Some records
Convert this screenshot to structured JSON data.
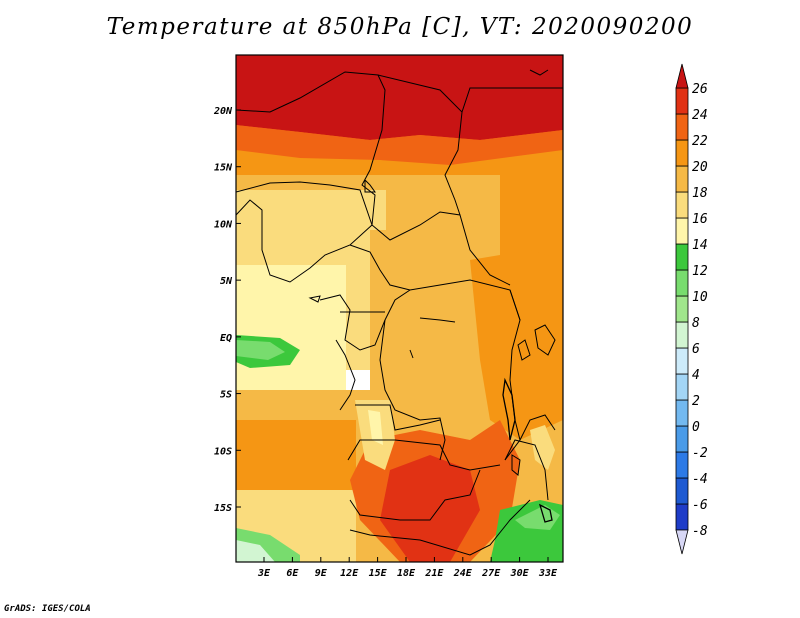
{
  "title": "Temperature at 850hPa [C], VT: 2020090200",
  "credit": "GrADS: IGES/COLA",
  "map": {
    "region": "Central Africa",
    "lon_range": [
      0,
      35
    ],
    "lat_range": [
      -20,
      24
    ],
    "x_ticks": [
      {
        "lon": 3,
        "label": "3E"
      },
      {
        "lon": 6,
        "label": "6E"
      },
      {
        "lon": 9,
        "label": "9E"
      },
      {
        "lon": 12,
        "label": "12E"
      },
      {
        "lon": 15,
        "label": "15E"
      },
      {
        "lon": 18,
        "label": "18E"
      },
      {
        "lon": 21,
        "label": "21E"
      },
      {
        "lon": 24,
        "label": "24E"
      },
      {
        "lon": 27,
        "label": "27E"
      },
      {
        "lon": 30,
        "label": "30E"
      },
      {
        "lon": 33,
        "label": "33E"
      }
    ],
    "y_ticks": [
      {
        "lat": 20,
        "label": "20N"
      },
      {
        "lat": 15,
        "label": "15N"
      },
      {
        "lat": 10,
        "label": "10N"
      },
      {
        "lat": 5,
        "label": "5N"
      },
      {
        "lat": 0,
        "label": "EQ"
      },
      {
        "lat": -5,
        "label": "5S"
      },
      {
        "lat": -10,
        "label": "10S"
      },
      {
        "lat": -15,
        "label": "15S"
      }
    ]
  },
  "colorbar": {
    "levels": [
      "-8",
      "-6",
      "-4",
      "-2",
      "0",
      "2",
      "4",
      "6",
      "8",
      "10",
      "12",
      "14",
      "16",
      "18",
      "20",
      "22",
      "24",
      "26"
    ],
    "colors": [
      "#0a0a80",
      "#1e3cc8",
      "#1e5ad2",
      "#2d7ae6",
      "#4a9be8",
      "#73b9f0",
      "#a3d5f5",
      "#cdebfa",
      "#d2f5d2",
      "#a0e68c",
      "#78dc6e",
      "#3cc83c",
      "#fff5aa",
      "#fadc7d",
      "#f5b946",
      "#f59614",
      "#f06414",
      "#e13214",
      "#c81414"
    ]
  }
}
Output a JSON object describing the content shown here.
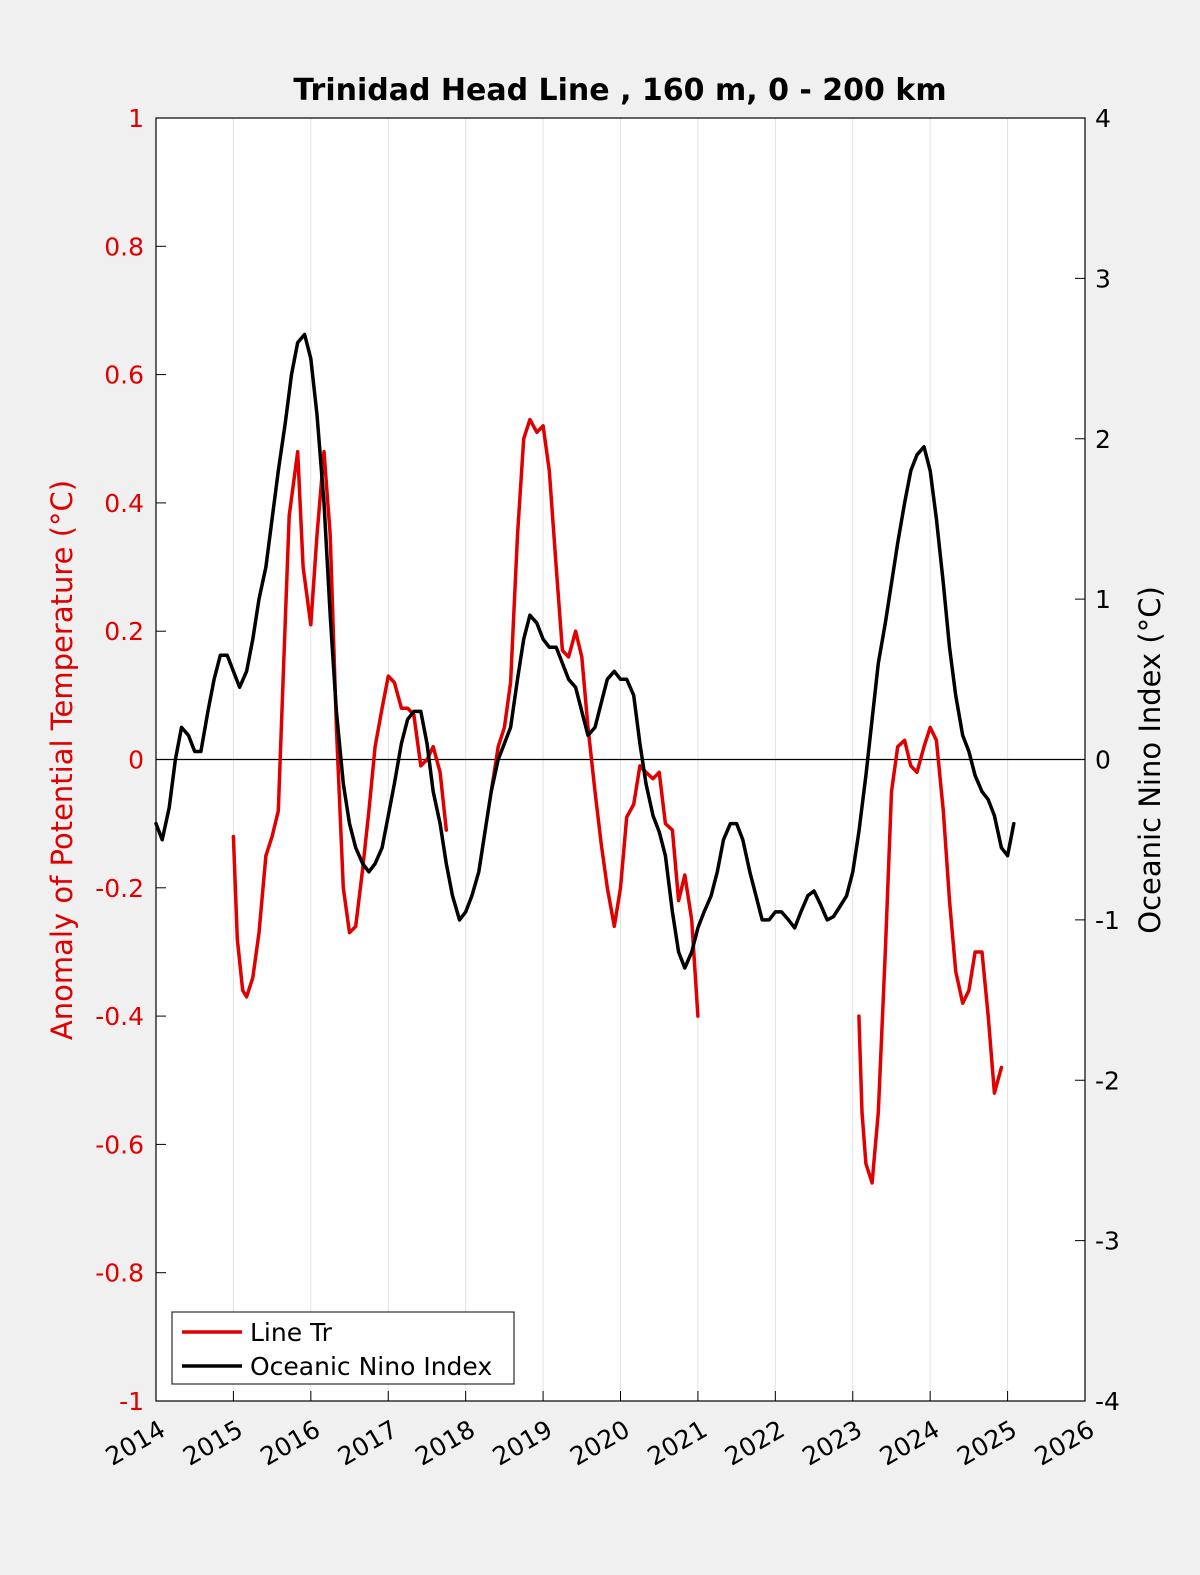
{
  "chart_data": {
    "type": "line",
    "title": "Trinidad Head Line , 160 m, 0 - 200 km",
    "xlabel": "",
    "ylabel_left": "Anomaly of Potential Temperature (°C)",
    "ylabel_right": "Oceanic Nino Index (°C)",
    "xlim": [
      2014,
      2026
    ],
    "ylim_left": [
      -1,
      1
    ],
    "ylim_right": [
      -4,
      4
    ],
    "x_ticks": [
      "2014",
      "2015",
      "2016",
      "2017",
      "2018",
      "2019",
      "2020",
      "2021",
      "2022",
      "2023",
      "2024",
      "2025",
      "2026"
    ],
    "y_ticks_left": [
      "1",
      "0.8",
      "0.6",
      "0.4",
      "0.2",
      "0",
      "-0.2",
      "-0.4",
      "-0.6",
      "-0.8",
      "-1"
    ],
    "y_ticks_right": [
      "4",
      "3",
      "2",
      "1",
      "0",
      "-1",
      "-2",
      "-3",
      "-4"
    ],
    "grid": "vertical",
    "legend_position": "bottom-left",
    "colors": {
      "line_tr": "#e00000",
      "oni": "#000000",
      "background": "#f0f0f0",
      "plot": "#ffffff"
    },
    "series": [
      {
        "name": "Line Tr",
        "axis": "left",
        "segments": [
          [
            [
              2015.0,
              -0.12
            ],
            [
              2015.05,
              -0.28
            ],
            [
              2015.12,
              -0.36
            ],
            [
              2015.17,
              -0.37
            ],
            [
              2015.25,
              -0.34
            ],
            [
              2015.33,
              -0.27
            ],
            [
              2015.42,
              -0.15
            ],
            [
              2015.5,
              -0.12
            ],
            [
              2015.58,
              -0.08
            ],
            [
              2015.65,
              0.15
            ],
            [
              2015.72,
              0.38
            ],
            [
              2015.83,
              0.48
            ],
            [
              2015.9,
              0.3
            ],
            [
              2016.0,
              0.21
            ],
            [
              2016.08,
              0.35
            ],
            [
              2016.17,
              0.48
            ],
            [
              2016.25,
              0.35
            ],
            [
              2016.33,
              0.05
            ],
            [
              2016.42,
              -0.2
            ],
            [
              2016.5,
              -0.27
            ],
            [
              2016.58,
              -0.26
            ],
            [
              2016.67,
              -0.17
            ],
            [
              2016.75,
              -0.08
            ],
            [
              2016.83,
              0.02
            ],
            [
              2016.92,
              0.08
            ],
            [
              2017.0,
              0.13
            ],
            [
              2017.08,
              0.12
            ],
            [
              2017.17,
              0.08
            ],
            [
              2017.25,
              0.08
            ],
            [
              2017.33,
              0.07
            ],
            [
              2017.42,
              -0.01
            ],
            [
              2017.5,
              0.0
            ],
            [
              2017.58,
              0.02
            ],
            [
              2017.67,
              -0.02
            ],
            [
              2017.75,
              -0.11
            ]
          ],
          [
            [
              2018.33,
              -0.05
            ],
            [
              2018.42,
              0.02
            ],
            [
              2018.5,
              0.05
            ],
            [
              2018.58,
              0.12
            ],
            [
              2018.67,
              0.35
            ],
            [
              2018.75,
              0.5
            ],
            [
              2018.83,
              0.53
            ],
            [
              2018.92,
              0.51
            ],
            [
              2019.0,
              0.52
            ],
            [
              2019.08,
              0.45
            ],
            [
              2019.17,
              0.3
            ],
            [
              2019.25,
              0.17
            ],
            [
              2019.33,
              0.16
            ],
            [
              2019.42,
              0.2
            ],
            [
              2019.5,
              0.16
            ],
            [
              2019.58,
              0.05
            ],
            [
              2019.67,
              -0.05
            ],
            [
              2019.75,
              -0.13
            ],
            [
              2019.83,
              -0.2
            ],
            [
              2019.92,
              -0.26
            ],
            [
              2020.0,
              -0.2
            ],
            [
              2020.08,
              -0.09
            ],
            [
              2020.17,
              -0.07
            ],
            [
              2020.25,
              -0.01
            ],
            [
              2020.33,
              -0.02
            ],
            [
              2020.42,
              -0.03
            ],
            [
              2020.5,
              -0.02
            ],
            [
              2020.58,
              -0.1
            ],
            [
              2020.67,
              -0.11
            ],
            [
              2020.75,
              -0.22
            ],
            [
              2020.83,
              -0.18
            ],
            [
              2020.92,
              -0.25
            ],
            [
              2021.0,
              -0.4
            ]
          ],
          [
            [
              2023.08,
              -0.4
            ],
            [
              2023.12,
              -0.55
            ],
            [
              2023.17,
              -0.63
            ],
            [
              2023.25,
              -0.66
            ],
            [
              2023.33,
              -0.55
            ],
            [
              2023.42,
              -0.3
            ],
            [
              2023.5,
              -0.05
            ],
            [
              2023.58,
              0.02
            ],
            [
              2023.67,
              0.03
            ],
            [
              2023.75,
              -0.01
            ],
            [
              2023.83,
              -0.02
            ],
            [
              2023.92,
              0.02
            ],
            [
              2024.0,
              0.05
            ],
            [
              2024.08,
              0.03
            ],
            [
              2024.17,
              -0.08
            ],
            [
              2024.25,
              -0.22
            ],
            [
              2024.33,
              -0.33
            ],
            [
              2024.42,
              -0.38
            ],
            [
              2024.5,
              -0.36
            ],
            [
              2024.58,
              -0.3
            ],
            [
              2024.67,
              -0.3
            ],
            [
              2024.75,
              -0.4
            ],
            [
              2024.83,
              -0.52
            ],
            [
              2024.92,
              -0.48
            ]
          ]
        ]
      },
      {
        "name": "Oceanic Nino Index",
        "axis": "right",
        "points": [
          [
            2014.0,
            -0.4
          ],
          [
            2014.08,
            -0.5
          ],
          [
            2014.17,
            -0.3
          ],
          [
            2014.25,
            0.0
          ],
          [
            2014.33,
            0.2
          ],
          [
            2014.42,
            0.15
          ],
          [
            2014.5,
            0.05
          ],
          [
            2014.58,
            0.05
          ],
          [
            2014.67,
            0.3
          ],
          [
            2014.75,
            0.5
          ],
          [
            2014.83,
            0.65
          ],
          [
            2014.92,
            0.65
          ],
          [
            2015.0,
            0.55
          ],
          [
            2015.08,
            0.45
          ],
          [
            2015.17,
            0.55
          ],
          [
            2015.25,
            0.75
          ],
          [
            2015.33,
            1.0
          ],
          [
            2015.42,
            1.2
          ],
          [
            2015.5,
            1.5
          ],
          [
            2015.58,
            1.8
          ],
          [
            2015.67,
            2.1
          ],
          [
            2015.75,
            2.4
          ],
          [
            2015.83,
            2.6
          ],
          [
            2015.92,
            2.65
          ],
          [
            2016.0,
            2.5
          ],
          [
            2016.08,
            2.15
          ],
          [
            2016.17,
            1.6
          ],
          [
            2016.25,
            0.9
          ],
          [
            2016.33,
            0.3
          ],
          [
            2016.42,
            -0.15
          ],
          [
            2016.5,
            -0.4
          ],
          [
            2016.58,
            -0.55
          ],
          [
            2016.67,
            -0.65
          ],
          [
            2016.75,
            -0.7
          ],
          [
            2016.83,
            -0.65
          ],
          [
            2016.92,
            -0.55
          ],
          [
            2017.0,
            -0.35
          ],
          [
            2017.08,
            -0.15
          ],
          [
            2017.17,
            0.1
          ],
          [
            2017.25,
            0.25
          ],
          [
            2017.33,
            0.3
          ],
          [
            2017.42,
            0.3
          ],
          [
            2017.5,
            0.1
          ],
          [
            2017.58,
            -0.2
          ],
          [
            2017.67,
            -0.4
          ],
          [
            2017.75,
            -0.65
          ],
          [
            2017.83,
            -0.85
          ],
          [
            2017.92,
            -1.0
          ],
          [
            2018.0,
            -0.95
          ],
          [
            2018.08,
            -0.85
          ],
          [
            2018.17,
            -0.7
          ],
          [
            2018.25,
            -0.45
          ],
          [
            2018.33,
            -0.2
          ],
          [
            2018.42,
            0.0
          ],
          [
            2018.5,
            0.1
          ],
          [
            2018.58,
            0.2
          ],
          [
            2018.67,
            0.5
          ],
          [
            2018.75,
            0.75
          ],
          [
            2018.83,
            0.9
          ],
          [
            2018.92,
            0.85
          ],
          [
            2019.0,
            0.75
          ],
          [
            2019.08,
            0.7
          ],
          [
            2019.17,
            0.7
          ],
          [
            2019.25,
            0.6
          ],
          [
            2019.33,
            0.5
          ],
          [
            2019.42,
            0.45
          ],
          [
            2019.5,
            0.3
          ],
          [
            2019.58,
            0.15
          ],
          [
            2019.67,
            0.2
          ],
          [
            2019.75,
            0.35
          ],
          [
            2019.83,
            0.5
          ],
          [
            2019.92,
            0.55
          ],
          [
            2020.0,
            0.5
          ],
          [
            2020.08,
            0.5
          ],
          [
            2020.17,
            0.4
          ],
          [
            2020.25,
            0.1
          ],
          [
            2020.33,
            -0.15
          ],
          [
            2020.42,
            -0.35
          ],
          [
            2020.5,
            -0.45
          ],
          [
            2020.58,
            -0.6
          ],
          [
            2020.67,
            -0.95
          ],
          [
            2020.75,
            -1.2
          ],
          [
            2020.83,
            -1.3
          ],
          [
            2020.92,
            -1.2
          ],
          [
            2021.0,
            -1.05
          ],
          [
            2021.08,
            -0.95
          ],
          [
            2021.17,
            -0.85
          ],
          [
            2021.25,
            -0.7
          ],
          [
            2021.33,
            -0.5
          ],
          [
            2021.42,
            -0.4
          ],
          [
            2021.5,
            -0.4
          ],
          [
            2021.58,
            -0.5
          ],
          [
            2021.67,
            -0.7
          ],
          [
            2021.75,
            -0.85
          ],
          [
            2021.83,
            -1.0
          ],
          [
            2021.92,
            -1.0
          ],
          [
            2022.0,
            -0.95
          ],
          [
            2022.08,
            -0.95
          ],
          [
            2022.17,
            -1.0
          ],
          [
            2022.25,
            -1.05
          ],
          [
            2022.33,
            -0.95
          ],
          [
            2022.42,
            -0.85
          ],
          [
            2022.5,
            -0.82
          ],
          [
            2022.58,
            -0.9
          ],
          [
            2022.67,
            -1.0
          ],
          [
            2022.75,
            -0.98
          ],
          [
            2022.83,
            -0.92
          ],
          [
            2022.92,
            -0.85
          ],
          [
            2023.0,
            -0.7
          ],
          [
            2023.08,
            -0.45
          ],
          [
            2023.17,
            -0.1
          ],
          [
            2023.25,
            0.25
          ],
          [
            2023.33,
            0.6
          ],
          [
            2023.42,
            0.85
          ],
          [
            2023.5,
            1.1
          ],
          [
            2023.58,
            1.35
          ],
          [
            2023.67,
            1.6
          ],
          [
            2023.75,
            1.8
          ],
          [
            2023.83,
            1.9
          ],
          [
            2023.92,
            1.95
          ],
          [
            2024.0,
            1.8
          ],
          [
            2024.08,
            1.5
          ],
          [
            2024.17,
            1.1
          ],
          [
            2024.25,
            0.7
          ],
          [
            2024.33,
            0.4
          ],
          [
            2024.42,
            0.15
          ],
          [
            2024.5,
            0.05
          ],
          [
            2024.58,
            -0.1
          ],
          [
            2024.67,
            -0.2
          ],
          [
            2024.75,
            -0.25
          ],
          [
            2024.83,
            -0.35
          ],
          [
            2024.92,
            -0.55
          ],
          [
            2025.0,
            -0.6
          ],
          [
            2025.08,
            -0.4
          ]
        ]
      }
    ]
  }
}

• _Exercise objective_: Return only the number of lines in the preceding records that contain the string "Temperature".

• _Response to the task_: 2